Determine how many lines in the data below contain "icon" and write only that number.

Data extracted from a collection
=-=-=
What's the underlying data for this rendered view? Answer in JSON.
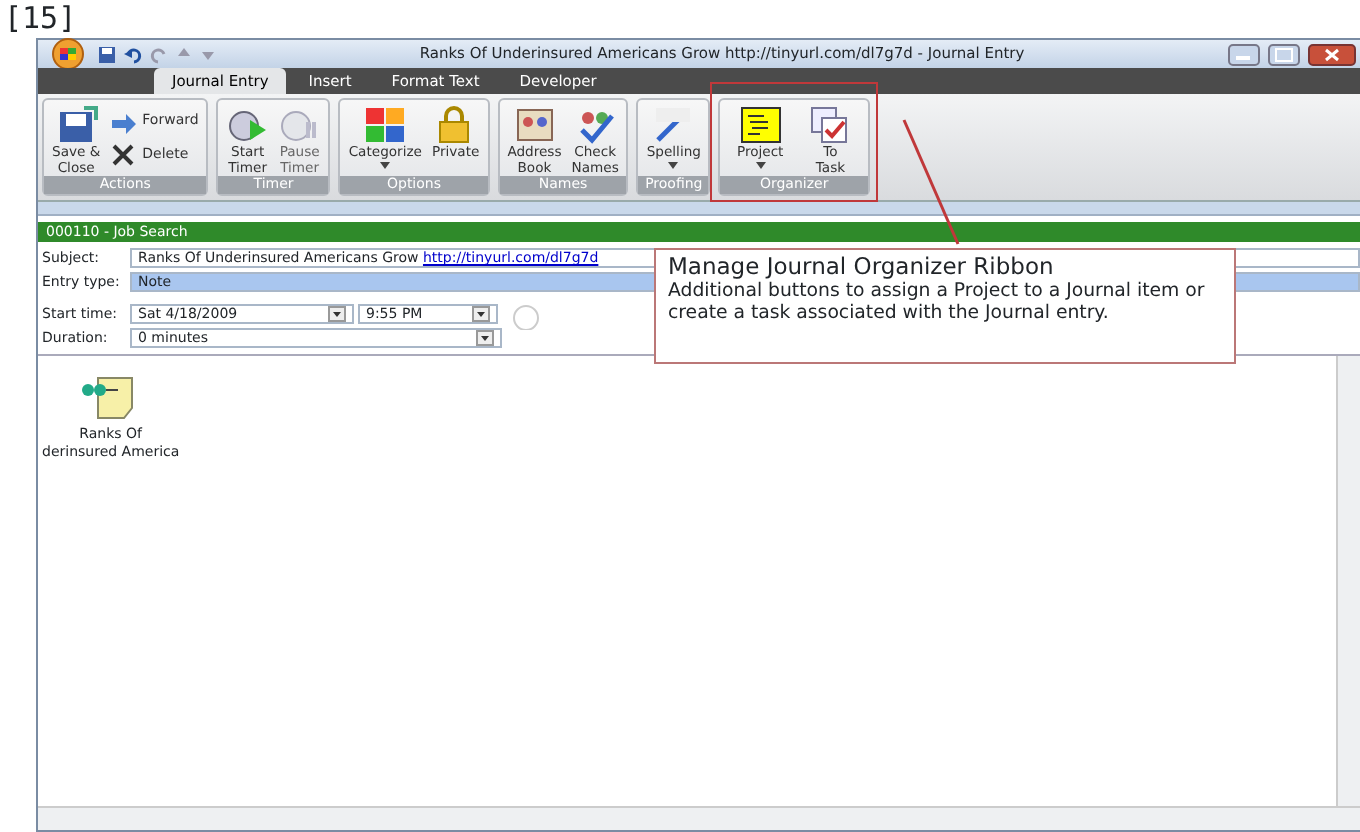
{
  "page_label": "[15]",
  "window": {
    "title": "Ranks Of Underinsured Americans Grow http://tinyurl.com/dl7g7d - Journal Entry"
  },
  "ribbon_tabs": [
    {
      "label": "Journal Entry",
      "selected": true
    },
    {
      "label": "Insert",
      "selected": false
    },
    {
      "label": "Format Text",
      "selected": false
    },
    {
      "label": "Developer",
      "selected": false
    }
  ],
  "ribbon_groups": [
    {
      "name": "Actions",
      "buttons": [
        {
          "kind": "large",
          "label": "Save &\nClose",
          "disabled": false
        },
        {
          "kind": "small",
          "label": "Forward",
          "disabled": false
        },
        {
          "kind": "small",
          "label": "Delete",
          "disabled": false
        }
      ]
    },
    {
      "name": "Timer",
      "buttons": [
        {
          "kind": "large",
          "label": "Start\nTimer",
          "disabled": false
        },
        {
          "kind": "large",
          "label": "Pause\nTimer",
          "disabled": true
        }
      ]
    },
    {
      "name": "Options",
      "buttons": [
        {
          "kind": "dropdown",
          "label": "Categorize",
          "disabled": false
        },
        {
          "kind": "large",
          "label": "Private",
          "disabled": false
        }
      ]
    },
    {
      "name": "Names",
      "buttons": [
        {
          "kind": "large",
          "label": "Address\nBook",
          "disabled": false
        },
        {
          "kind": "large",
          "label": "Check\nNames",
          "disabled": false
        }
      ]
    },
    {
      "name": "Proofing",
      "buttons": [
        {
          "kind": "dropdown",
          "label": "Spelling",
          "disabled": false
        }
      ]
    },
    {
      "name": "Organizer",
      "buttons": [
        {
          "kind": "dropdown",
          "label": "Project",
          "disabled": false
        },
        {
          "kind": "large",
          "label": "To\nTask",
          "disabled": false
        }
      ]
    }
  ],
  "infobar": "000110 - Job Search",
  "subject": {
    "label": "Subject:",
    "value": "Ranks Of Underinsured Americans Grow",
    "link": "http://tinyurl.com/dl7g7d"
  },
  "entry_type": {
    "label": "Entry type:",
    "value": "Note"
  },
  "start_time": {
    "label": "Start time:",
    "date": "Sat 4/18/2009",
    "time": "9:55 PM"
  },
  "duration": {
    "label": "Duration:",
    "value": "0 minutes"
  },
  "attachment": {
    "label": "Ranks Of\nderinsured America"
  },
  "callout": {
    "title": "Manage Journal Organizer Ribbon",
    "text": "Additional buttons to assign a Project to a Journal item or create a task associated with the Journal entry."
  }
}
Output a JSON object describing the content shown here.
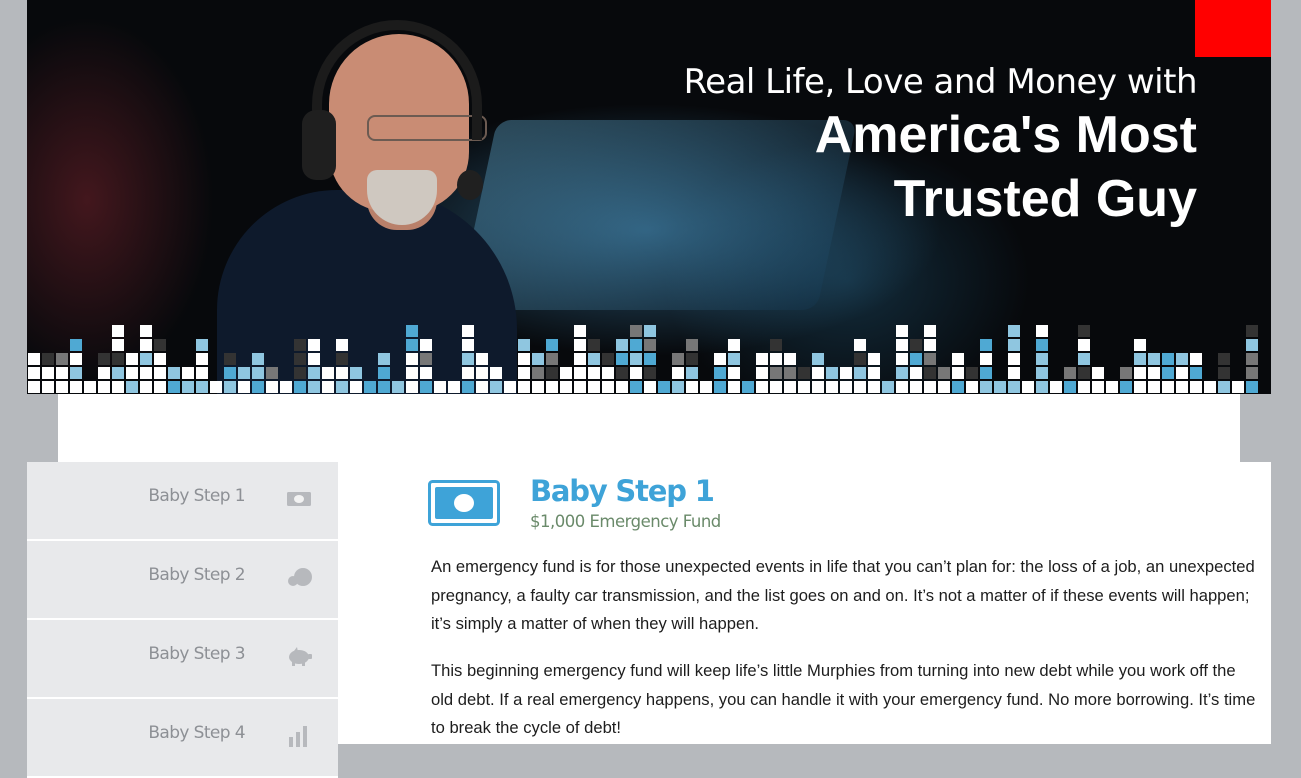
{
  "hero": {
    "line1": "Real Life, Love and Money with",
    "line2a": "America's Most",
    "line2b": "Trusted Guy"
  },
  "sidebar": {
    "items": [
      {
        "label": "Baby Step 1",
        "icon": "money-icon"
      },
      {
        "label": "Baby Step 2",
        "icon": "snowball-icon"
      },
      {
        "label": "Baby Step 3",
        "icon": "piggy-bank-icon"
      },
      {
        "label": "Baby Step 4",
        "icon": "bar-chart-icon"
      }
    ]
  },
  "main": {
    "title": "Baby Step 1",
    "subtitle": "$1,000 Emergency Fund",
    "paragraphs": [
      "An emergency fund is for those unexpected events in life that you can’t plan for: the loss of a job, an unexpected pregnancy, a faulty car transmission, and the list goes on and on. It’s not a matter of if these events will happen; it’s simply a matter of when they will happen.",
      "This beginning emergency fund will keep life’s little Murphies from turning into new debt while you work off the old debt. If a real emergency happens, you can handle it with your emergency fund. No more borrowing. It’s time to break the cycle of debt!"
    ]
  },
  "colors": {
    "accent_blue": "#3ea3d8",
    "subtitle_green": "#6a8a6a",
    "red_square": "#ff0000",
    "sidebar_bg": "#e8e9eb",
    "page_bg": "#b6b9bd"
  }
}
=-=-=
Completed task
4